### Data listing
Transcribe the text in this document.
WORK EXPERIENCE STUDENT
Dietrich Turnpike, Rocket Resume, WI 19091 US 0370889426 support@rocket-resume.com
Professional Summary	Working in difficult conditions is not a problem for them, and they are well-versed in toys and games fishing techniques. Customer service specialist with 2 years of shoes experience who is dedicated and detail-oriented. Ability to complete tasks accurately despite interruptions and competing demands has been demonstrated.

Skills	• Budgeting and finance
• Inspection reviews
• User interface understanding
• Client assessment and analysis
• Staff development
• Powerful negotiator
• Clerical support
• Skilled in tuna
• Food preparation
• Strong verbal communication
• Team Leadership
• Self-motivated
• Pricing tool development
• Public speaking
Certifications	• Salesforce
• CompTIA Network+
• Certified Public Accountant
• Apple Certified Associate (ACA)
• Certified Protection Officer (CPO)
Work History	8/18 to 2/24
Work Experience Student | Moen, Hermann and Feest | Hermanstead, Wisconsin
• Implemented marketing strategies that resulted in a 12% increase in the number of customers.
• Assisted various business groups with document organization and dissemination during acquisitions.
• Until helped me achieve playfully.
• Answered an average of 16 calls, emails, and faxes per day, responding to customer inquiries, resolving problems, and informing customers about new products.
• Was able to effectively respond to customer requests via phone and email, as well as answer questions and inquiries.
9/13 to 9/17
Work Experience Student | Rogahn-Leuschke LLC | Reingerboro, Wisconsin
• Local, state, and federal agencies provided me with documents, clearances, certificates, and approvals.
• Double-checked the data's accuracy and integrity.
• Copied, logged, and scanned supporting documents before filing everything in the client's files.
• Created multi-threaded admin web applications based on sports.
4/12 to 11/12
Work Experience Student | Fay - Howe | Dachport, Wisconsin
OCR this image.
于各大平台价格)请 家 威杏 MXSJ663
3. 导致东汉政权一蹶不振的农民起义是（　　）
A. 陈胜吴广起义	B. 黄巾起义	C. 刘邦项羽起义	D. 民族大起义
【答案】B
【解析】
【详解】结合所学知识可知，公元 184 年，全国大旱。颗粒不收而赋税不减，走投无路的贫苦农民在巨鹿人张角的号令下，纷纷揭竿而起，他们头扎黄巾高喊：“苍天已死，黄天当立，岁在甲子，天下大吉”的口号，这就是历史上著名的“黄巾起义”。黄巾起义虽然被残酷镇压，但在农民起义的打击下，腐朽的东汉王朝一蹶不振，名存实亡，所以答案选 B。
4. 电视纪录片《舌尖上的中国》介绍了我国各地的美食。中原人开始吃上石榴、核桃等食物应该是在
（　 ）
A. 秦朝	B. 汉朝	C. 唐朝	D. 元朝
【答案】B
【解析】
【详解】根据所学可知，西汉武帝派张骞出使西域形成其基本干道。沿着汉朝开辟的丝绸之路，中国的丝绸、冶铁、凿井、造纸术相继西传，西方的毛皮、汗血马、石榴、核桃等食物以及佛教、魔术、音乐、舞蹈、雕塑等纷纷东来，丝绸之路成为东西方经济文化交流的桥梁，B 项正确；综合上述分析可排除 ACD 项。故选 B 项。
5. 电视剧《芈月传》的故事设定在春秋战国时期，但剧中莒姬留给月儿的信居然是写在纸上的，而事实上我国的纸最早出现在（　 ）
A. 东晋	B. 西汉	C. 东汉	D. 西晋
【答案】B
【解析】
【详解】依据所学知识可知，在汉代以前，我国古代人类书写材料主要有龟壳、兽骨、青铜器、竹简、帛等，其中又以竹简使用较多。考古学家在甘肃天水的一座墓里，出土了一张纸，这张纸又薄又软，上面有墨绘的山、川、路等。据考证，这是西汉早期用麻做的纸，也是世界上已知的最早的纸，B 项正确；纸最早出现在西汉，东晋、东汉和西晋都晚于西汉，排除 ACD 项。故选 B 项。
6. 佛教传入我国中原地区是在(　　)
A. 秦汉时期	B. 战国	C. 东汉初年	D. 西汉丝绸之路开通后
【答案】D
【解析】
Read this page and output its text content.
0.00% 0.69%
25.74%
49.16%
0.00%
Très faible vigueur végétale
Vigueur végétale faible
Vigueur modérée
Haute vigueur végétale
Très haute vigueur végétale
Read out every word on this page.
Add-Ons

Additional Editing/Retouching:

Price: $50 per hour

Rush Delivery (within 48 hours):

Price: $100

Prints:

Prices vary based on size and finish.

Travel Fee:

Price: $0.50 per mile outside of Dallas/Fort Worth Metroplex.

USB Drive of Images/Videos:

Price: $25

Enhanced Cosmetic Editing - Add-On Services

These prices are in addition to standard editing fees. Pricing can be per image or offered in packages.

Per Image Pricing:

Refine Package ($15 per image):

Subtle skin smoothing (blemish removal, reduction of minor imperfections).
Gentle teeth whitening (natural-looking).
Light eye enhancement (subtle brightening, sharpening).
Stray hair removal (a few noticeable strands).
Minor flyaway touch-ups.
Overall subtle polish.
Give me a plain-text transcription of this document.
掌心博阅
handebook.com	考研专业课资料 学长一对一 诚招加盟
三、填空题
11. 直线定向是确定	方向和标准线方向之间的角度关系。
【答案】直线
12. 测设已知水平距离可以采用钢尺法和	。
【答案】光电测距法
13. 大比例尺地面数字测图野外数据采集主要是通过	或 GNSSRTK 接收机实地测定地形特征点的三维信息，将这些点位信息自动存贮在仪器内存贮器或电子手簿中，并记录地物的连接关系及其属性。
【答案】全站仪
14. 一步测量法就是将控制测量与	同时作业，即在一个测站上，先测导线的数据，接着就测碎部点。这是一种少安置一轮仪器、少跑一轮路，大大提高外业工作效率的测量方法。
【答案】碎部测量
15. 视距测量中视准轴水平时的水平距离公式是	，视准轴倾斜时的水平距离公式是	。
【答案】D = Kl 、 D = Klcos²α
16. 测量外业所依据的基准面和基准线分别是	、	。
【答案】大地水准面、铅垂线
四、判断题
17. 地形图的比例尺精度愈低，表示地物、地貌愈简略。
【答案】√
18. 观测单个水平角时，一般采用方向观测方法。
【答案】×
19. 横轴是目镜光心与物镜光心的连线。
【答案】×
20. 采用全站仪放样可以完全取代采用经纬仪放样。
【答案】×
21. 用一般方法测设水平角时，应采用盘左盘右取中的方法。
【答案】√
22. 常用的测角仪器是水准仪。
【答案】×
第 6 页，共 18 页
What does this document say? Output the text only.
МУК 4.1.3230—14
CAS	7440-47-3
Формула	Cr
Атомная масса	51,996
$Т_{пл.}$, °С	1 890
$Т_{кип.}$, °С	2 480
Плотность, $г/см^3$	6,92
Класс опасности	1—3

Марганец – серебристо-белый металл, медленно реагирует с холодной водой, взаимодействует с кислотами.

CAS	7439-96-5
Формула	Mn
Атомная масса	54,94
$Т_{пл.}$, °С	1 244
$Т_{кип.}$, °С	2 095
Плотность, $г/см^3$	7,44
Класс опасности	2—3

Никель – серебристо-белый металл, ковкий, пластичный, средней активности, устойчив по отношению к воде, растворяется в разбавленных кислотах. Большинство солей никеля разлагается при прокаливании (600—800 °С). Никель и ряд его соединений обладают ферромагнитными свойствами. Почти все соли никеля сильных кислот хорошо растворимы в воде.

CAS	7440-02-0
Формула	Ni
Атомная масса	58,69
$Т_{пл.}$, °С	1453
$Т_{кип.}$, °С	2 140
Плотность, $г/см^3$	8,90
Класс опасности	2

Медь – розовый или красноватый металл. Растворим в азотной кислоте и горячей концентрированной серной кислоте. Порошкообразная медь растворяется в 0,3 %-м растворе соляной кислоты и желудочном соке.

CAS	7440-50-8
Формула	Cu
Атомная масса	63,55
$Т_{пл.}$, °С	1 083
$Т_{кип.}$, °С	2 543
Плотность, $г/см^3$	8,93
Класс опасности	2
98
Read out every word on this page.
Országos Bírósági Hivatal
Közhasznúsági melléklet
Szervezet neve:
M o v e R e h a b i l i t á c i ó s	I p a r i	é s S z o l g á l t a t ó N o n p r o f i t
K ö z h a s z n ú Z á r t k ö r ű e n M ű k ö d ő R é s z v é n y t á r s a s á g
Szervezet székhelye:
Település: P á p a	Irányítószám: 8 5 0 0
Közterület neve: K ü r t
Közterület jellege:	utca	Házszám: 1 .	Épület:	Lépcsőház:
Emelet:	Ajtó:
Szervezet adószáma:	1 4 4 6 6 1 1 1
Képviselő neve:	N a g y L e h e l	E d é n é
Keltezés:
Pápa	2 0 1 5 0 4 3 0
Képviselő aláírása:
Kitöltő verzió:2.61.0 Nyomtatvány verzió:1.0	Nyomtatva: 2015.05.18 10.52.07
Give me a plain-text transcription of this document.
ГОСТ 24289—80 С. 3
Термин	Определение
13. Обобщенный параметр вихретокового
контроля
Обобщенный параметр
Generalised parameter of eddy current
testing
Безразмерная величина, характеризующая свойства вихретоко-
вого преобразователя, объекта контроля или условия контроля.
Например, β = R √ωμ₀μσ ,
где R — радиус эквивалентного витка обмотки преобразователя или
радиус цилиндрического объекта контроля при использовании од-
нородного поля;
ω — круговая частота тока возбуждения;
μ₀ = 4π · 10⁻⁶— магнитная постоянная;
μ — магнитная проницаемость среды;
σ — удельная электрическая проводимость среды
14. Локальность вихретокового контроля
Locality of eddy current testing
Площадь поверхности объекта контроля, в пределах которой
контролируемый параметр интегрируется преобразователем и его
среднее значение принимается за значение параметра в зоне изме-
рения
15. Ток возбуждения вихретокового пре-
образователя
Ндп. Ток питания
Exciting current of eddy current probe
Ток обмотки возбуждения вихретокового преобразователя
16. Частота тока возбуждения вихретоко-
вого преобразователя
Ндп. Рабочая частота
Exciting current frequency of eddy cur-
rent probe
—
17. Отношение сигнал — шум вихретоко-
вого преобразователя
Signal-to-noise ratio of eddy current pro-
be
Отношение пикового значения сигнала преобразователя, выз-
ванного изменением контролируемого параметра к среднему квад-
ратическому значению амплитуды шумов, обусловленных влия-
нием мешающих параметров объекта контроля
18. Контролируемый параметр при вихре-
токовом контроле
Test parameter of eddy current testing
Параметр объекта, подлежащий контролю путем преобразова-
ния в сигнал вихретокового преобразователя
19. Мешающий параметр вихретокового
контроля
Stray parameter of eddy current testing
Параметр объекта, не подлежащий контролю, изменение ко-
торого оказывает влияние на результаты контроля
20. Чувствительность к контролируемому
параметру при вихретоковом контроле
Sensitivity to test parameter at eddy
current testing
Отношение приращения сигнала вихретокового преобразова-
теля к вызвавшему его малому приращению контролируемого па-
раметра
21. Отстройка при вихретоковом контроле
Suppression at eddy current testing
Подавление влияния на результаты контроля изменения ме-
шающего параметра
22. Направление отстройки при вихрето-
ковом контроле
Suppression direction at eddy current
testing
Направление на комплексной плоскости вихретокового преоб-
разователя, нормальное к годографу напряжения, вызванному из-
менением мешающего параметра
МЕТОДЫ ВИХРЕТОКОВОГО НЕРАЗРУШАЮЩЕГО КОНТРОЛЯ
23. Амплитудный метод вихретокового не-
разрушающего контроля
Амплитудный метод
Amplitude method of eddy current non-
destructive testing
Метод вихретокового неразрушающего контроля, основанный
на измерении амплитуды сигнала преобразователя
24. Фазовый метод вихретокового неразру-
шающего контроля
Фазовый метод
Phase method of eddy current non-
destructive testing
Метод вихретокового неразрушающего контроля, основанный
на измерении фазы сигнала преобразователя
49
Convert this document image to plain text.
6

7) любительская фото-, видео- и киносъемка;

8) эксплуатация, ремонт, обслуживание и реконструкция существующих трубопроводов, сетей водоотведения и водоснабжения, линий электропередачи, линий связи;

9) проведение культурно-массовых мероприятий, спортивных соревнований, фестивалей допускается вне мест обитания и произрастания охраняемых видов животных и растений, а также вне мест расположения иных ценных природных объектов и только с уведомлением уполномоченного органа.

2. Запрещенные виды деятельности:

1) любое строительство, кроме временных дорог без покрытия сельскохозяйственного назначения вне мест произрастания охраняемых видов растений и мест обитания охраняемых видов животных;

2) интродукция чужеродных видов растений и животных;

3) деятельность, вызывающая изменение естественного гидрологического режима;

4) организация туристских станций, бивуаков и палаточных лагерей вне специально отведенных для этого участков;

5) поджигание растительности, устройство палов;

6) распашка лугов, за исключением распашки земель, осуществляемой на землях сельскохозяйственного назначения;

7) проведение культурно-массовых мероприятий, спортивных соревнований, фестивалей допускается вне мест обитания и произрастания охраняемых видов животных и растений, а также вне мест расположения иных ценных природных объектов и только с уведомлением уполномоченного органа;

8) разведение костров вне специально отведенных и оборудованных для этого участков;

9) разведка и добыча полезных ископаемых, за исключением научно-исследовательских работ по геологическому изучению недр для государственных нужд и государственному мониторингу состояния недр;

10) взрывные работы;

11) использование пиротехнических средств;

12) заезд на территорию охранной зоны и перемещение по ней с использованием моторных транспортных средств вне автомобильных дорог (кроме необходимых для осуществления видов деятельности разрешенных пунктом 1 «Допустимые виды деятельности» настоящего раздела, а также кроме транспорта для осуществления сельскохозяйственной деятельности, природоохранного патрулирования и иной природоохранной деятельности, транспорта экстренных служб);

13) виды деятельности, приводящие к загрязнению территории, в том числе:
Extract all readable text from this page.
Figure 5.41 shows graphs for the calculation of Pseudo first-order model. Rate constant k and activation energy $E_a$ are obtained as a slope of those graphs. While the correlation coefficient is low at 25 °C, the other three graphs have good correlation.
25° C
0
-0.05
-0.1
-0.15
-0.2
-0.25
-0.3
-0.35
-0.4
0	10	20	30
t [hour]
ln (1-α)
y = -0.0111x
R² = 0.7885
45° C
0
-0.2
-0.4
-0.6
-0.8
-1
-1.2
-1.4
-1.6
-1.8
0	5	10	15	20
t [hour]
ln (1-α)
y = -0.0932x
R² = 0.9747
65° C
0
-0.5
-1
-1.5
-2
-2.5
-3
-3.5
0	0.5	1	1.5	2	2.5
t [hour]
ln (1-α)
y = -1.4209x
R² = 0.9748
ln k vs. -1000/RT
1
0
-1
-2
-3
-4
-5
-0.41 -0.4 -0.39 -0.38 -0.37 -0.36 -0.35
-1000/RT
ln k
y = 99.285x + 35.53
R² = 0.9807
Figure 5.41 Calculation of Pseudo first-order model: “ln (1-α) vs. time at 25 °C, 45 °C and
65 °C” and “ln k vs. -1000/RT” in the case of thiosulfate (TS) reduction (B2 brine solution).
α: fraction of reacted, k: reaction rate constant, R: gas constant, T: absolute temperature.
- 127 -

### What this task involves
In the records above, find each line holding "faible" and copy it.

### Correct response
Très faible vigueur végétale
Vigueur végétale faible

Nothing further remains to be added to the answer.